[begin Supplied information]

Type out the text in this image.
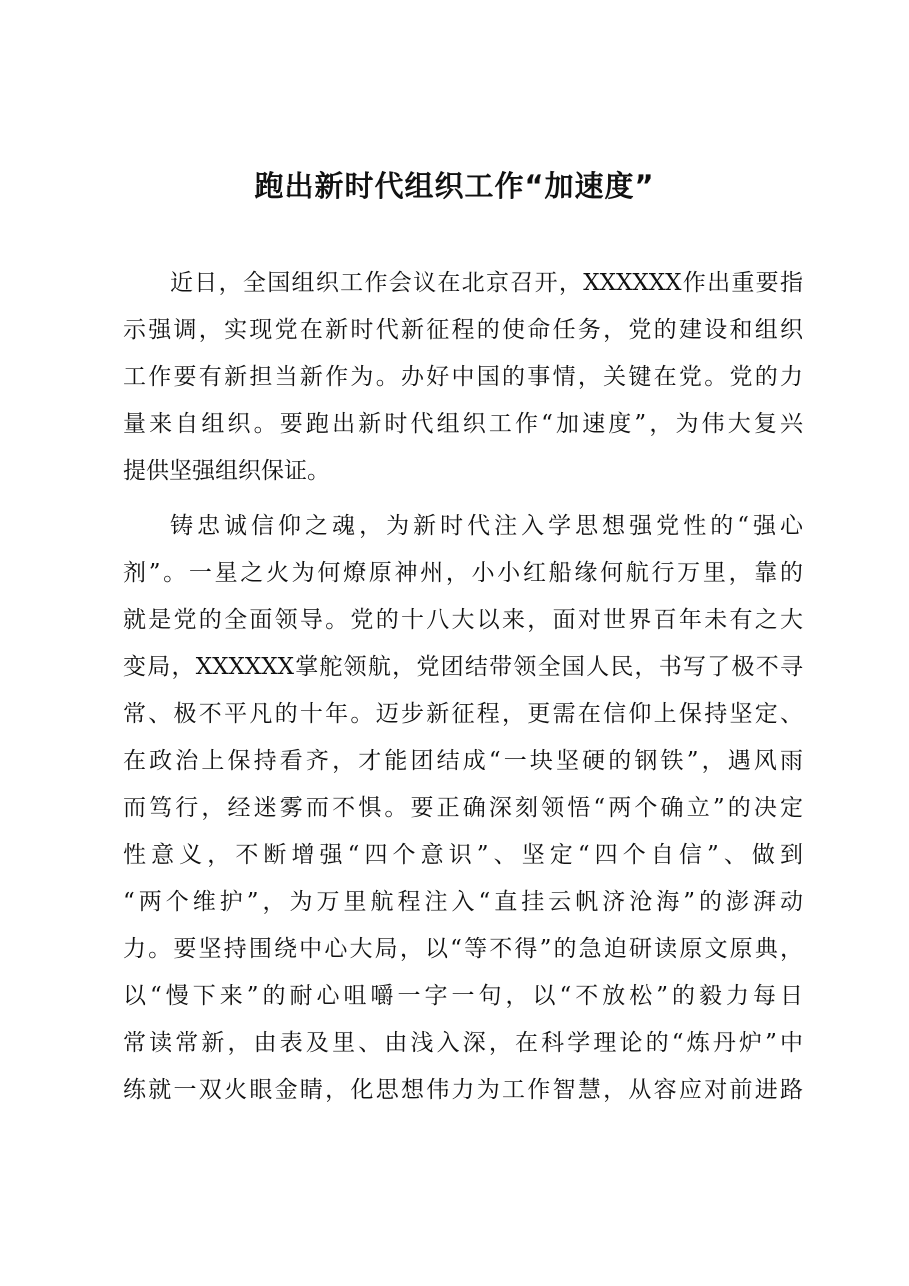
跑出新时代组织工作“加速度”
近日，全国组织工作会议在北京召开，XXXXXX作出重要指
示强调，实现党在新时代新征程的使命任务，党的建设和组织
工作要有新担当新作为。办好中国的事情，关键在党。党的力
量来自组织。要跑出新时代组织工作“加速度”，为伟大复兴
提供坚强组织保证。
铸忠诚信仰之魂，为新时代注入学思想强党性的“强心
剂”。一星之火为何燎原神州，小小红船缘何航行万里，靠的
就是党的全面领导。党的十八大以来，面对世界百年未有之大
变局，XXXXXX掌舵领航，党团结带领全国人民，书写了极不寻
常、极不平凡的十年。迈步新征程，更需在信仰上保持坚定、
在政治上保持看齐，才能团结成“一块坚硬的钢铁”，遇风雨
而笃行，经迷雾而不惧。要正确深刻领悟“两个确立”的决定
性意义，不断增强“四个意识”、坚定“四个自信”、做到
“两个维护”，为万里航程注入“直挂云帆济沧海”的澎湃动
力。要坚持围绕中心大局，以“等不得”的急迫研读原文原典，
以“慢下来”的耐心咀嚼一字一句，以“不放松”的毅力每日
常读常新，由表及里、由浅入深，在科学理论的“炼丹炉”中
练就一双火眼金睛，化思想伟力为工作智慧，从容应对前进路
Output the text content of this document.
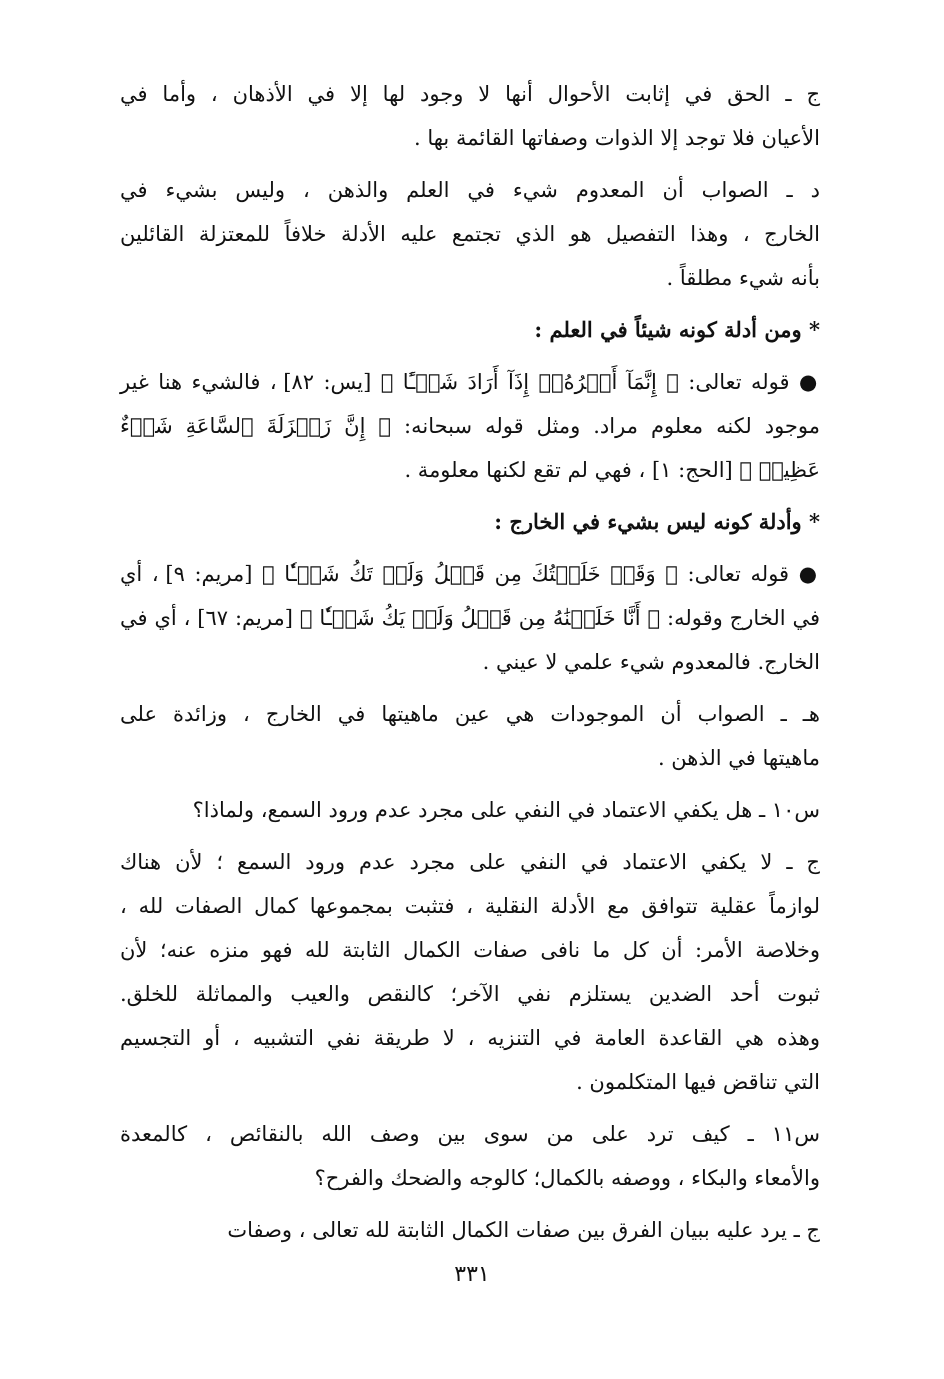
ج ـ الحق في إثابت الأحوال أنها لا وجود لها إلا في الأذهان ، وأما في
الأعيان فلا توجد إلا الذوات وصفاتها القائمة بها .
د ـ الصواب أن المعدوم شيء في العلم والذهن ، وليس بشيء في
الخارج ، وهذا التفصيل هو الذي تجتمع عليه الأدلة خلافاً للمعتزلة القائلين
بأنه شيء مطلقاً .
* ومن أدلة كونه شيئاً في العلم :
● قوله تعالى: ﴿ إِنَّمَآ أَمۡرُهُۥٓ إِذَآ أَرَادَ شَيۡـًٔا ﴾ [يس: ٨٢] ، فالشيء هنا غير
موجود لكنه معلوم مراد. ومثل قوله سبحانه: ﴿ إِنَّ زَلۡزَلَةَ ٱلسَّاعَةِ شَيۡءٌ
عَظِيمٞ ﴾ [الحج: ١] ، فهي لم تقع لكنها معلومة .
* وأدلة كونه ليس بشيء في الخارج :
● قوله تعالى: ﴿ وَقَدۡ خَلَقۡتُكَ مِن قَبۡلُ وَلَمۡ تَكُ شَيۡـٔٗا ﴾ [مريم: ٩] ، أي
في الخارج وقوله: ﴿ أَنَّا خَلَقۡنَٰهُ مِن قَبۡلُ وَلَمۡ يَكُ شَيۡـٔٗا ﴾ [مريم: ٦٧] ، أي في
الخارج. فالمعدوم شيء علمي لا عيني .
هـ ـ الصواب أن الموجودات هي عين ماهيتها في الخارج ، وزائدة على
ماهيتها في الذهن .
س١٠ ـ هل يكفي الاعتماد في النفي على مجرد عدم ورود السمع، ولماذا؟
ج ـ لا يكفي الاعتماد في النفي على مجرد عدم ورود السمع ؛ لأن هناك
لوازماً عقلية تتوافق مع الأدلة النقلية ، فتثبت بمجموعها كمال الصفات لله ،
وخلاصة الأمر: أن كل ما نافى صفات الكمال الثابتة لله فهو منزه عنه؛ لأن
ثبوت أحد الضدين يستلزم نفي الآخر؛ كالنقص والعيب والمماثلة للخلق.
وهذه هي القاعدة العامة في التنزيه ، لا طريقة نفي التشبيه ، أو التجسيم
التي تناقض فيها المتكلمون .
س١١ ـ كيف ترد على من سوى بين وصف الله بالنقائص ، كالمعدة
والأمعاء والبكاء ، ووصفه بالكمال؛ كالوجه والضحك والفرح؟
ج ـ يرد عليه ببيان الفرق بين صفات الكمال الثابتة لله تعالى ، وصفات
٣٣١
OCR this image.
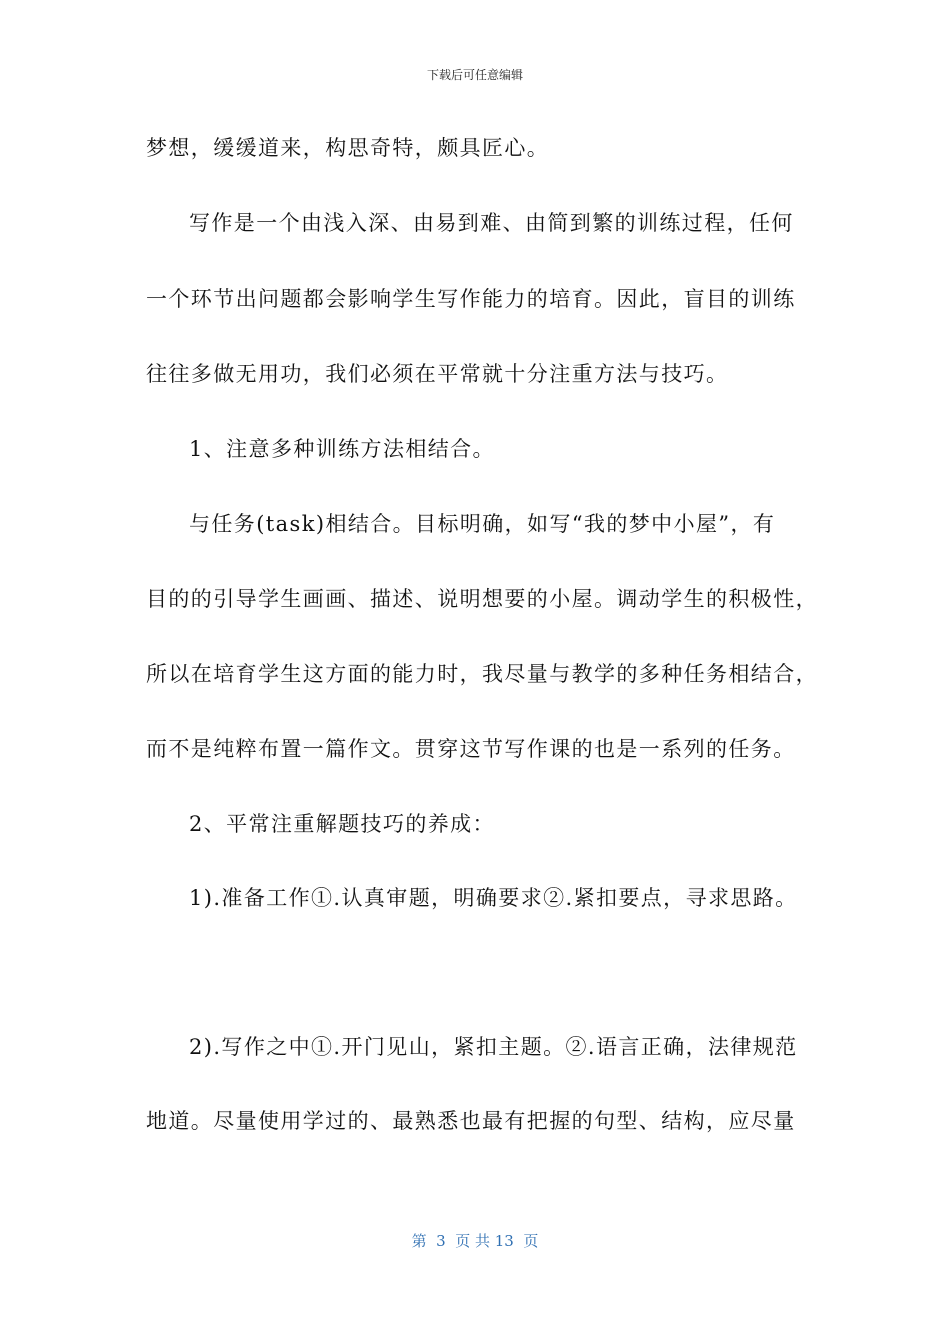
下载后可任意编辑
梦想，缓缓道来，构思奇特，颇具匠心。
写作是一个由浅入深、由易到难、由简到繁的训练过程，任何
一个环节出问题都会影响学生写作能力的培育。因此，盲目的训练
往往多做无用功，我们必须在平常就十分注重方法与技巧。
1、注意多种训练方法相结合。
与任务(task)相结合。目标明确，如写“我的梦中小屋”，有
目的的引导学生画画、描述、说明想要的小屋。调动学生的积极性，
所以在培育学生这方面的能力时，我尽量与教学的多种任务相结合，
而不是纯粹布置一篇作文。贯穿这节写作课的也是一系列的任务。
2、平常注重解题技巧的养成：
1).准备工作①.认真审题，明确要求②.紧扣要点，寻求思路。
2).写作之中①.开门见山，紧扣主题。②.语言正确，法律规范
地道。尽量使用学过的、最熟悉也最有把握的句型、结构，应尽量
第  3  页 共 13  页
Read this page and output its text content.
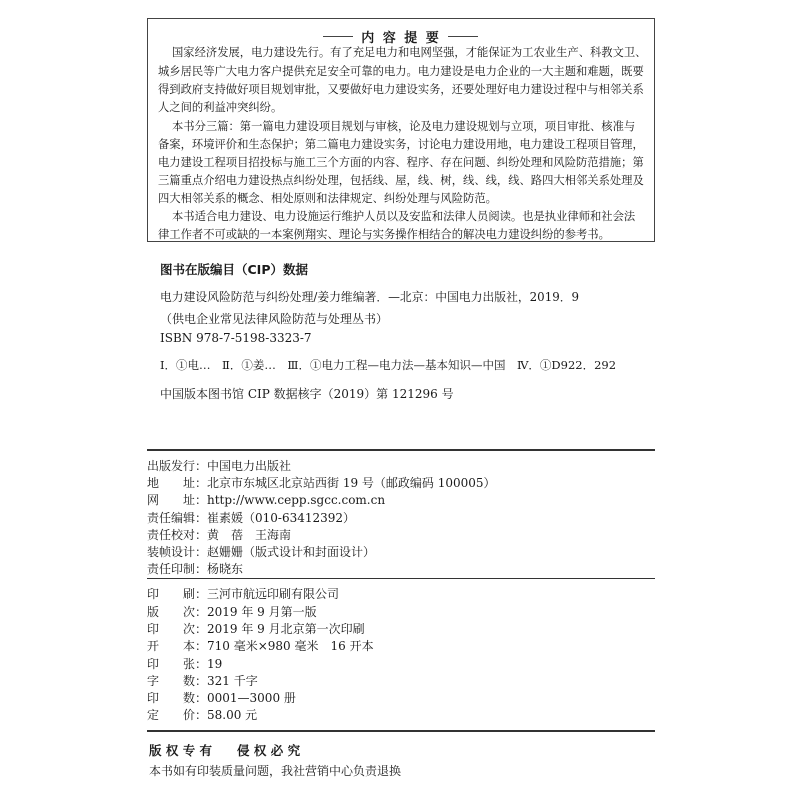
内 容 提 要
国家经济发展，电力建设先行。有了充足电力和电网坚强，才能保证为工农业生产、科教文卫、
城乡居民等广大电力客户提供充足安全可靠的电力。电力建设是电力企业的一大主题和难题，既要
得到政府支持做好项目规划审批，又要做好电力建设实务，还要处理好电力建设过程中与相邻关系
人之间的利益冲突纠纷。
本书分三篇：第一篇电力建设项目规划与审核，论及电力建设规划与立项，项目审批、核准与
备案，环境评价和生态保护；第二篇电力建设实务，讨论电力建设用地，电力建设工程项目管理，
电力建设工程项目招投标与施工三个方面的内容、程序、存在问题、纠纷处理和风险防范措施；第
三篇重点介绍电力建设热点纠纷处理，包括线、屋，线、树，线、线，线、路四大相邻关系处理及
四大相邻关系的概念、相处原则和法律规定、纠纷处理与风险防范。
本书适合电力建设、电力设施运行维护人员以及安监和法律人员阅读。也是执业律师和社会法
律工作者不可或缺的一本案例翔实、理论与实务操作相结合的解决电力建设纠纷的参考书。
图书在版编目（CIP）数据
电力建设风险防范与纠纷处理/姜力维编著．—北京：中国电力出版社，2019．9
（供电企业常见法律风险防范与处理丛书）
ISBN 978-7-5198-3323-7
Ⅰ．①电…　Ⅱ．①姜…　Ⅲ．①电力工程—电力法—基本知识—中国　Ⅳ．①D922．292
中国版本图书馆 CIP 数据核字（2019）第 121296 号
出版发行：中国电力出版社
地　　址：北京市东城区北京站西街 19 号（邮政编码 100005）
网　　址：http://www.cepp.sgcc.com.cn
责任编辑：崔素媛（010-63412392）
责任校对：黄　蓓　王海南
装帧设计：赵姗姗（版式设计和封面设计）
责任印制：杨晓东
印　　刷：三河市航远印刷有限公司
版　　次：2019 年 9 月第一版
印　　次：2019 年 9 月北京第一次印刷
开　　本：710 毫米×980 毫米　16 开本
印　　张：19
字　　数：321 千字
印　　数：0001—3000 册
定　　价：58.00 元
版 权 专 有　　侵 权 必 究
本书如有印装质量问题，我社营销中心负责退换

[end Supplied information]

Show the lines of the data that hold the word "يكفي".

- **Reply**
س١٠ ـ هل يكفي الاعتماد في النفي على مجرد عدم ورود السمع، ولماذا؟
ج ـ لا يكفي الاعتماد في النفي على مجرد عدم ورود السمع ؛ لأن هناك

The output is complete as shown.